(Records from a data source)
——————————

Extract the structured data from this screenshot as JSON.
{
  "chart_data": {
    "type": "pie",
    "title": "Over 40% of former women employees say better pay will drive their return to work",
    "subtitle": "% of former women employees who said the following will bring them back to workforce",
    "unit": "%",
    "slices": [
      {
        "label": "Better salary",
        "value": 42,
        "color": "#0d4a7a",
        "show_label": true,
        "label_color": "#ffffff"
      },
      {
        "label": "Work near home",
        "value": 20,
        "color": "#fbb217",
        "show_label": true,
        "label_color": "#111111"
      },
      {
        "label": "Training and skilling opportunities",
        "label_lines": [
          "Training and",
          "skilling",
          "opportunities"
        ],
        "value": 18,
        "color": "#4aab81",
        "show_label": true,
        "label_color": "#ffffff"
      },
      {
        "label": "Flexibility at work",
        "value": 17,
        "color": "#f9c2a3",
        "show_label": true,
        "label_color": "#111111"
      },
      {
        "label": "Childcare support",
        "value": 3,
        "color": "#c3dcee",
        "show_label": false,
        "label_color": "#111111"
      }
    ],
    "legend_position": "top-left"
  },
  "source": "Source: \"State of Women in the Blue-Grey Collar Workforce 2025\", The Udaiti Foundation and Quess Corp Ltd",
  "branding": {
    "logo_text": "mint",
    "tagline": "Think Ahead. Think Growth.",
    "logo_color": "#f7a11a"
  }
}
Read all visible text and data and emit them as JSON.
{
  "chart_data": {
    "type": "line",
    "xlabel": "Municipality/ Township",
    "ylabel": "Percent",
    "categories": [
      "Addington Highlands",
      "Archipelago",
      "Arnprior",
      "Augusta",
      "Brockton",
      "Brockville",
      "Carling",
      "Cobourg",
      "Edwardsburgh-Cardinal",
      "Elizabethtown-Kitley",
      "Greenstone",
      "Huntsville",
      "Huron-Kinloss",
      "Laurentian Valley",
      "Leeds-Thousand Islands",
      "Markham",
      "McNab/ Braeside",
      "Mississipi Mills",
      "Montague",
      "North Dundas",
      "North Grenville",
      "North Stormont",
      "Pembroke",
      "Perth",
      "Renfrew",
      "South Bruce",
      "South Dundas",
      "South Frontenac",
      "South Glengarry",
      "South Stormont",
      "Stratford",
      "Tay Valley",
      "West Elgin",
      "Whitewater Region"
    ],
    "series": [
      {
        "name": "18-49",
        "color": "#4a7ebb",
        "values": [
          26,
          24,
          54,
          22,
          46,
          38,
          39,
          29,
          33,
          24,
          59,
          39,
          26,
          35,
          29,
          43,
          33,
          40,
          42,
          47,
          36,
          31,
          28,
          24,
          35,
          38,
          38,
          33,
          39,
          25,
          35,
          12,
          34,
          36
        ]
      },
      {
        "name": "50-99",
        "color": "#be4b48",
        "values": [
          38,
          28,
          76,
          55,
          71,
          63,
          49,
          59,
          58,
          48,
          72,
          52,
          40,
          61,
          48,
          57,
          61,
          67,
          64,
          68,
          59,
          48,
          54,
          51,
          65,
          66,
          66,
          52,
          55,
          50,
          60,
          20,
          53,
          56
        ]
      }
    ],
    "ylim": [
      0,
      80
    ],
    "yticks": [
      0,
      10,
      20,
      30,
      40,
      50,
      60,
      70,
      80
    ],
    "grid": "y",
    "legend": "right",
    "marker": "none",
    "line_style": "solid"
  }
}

——————————

TASK PROMPT
Of all the lines in the material above, how many contain the word "North"? Give only the count.

CORRECT ANSWER
3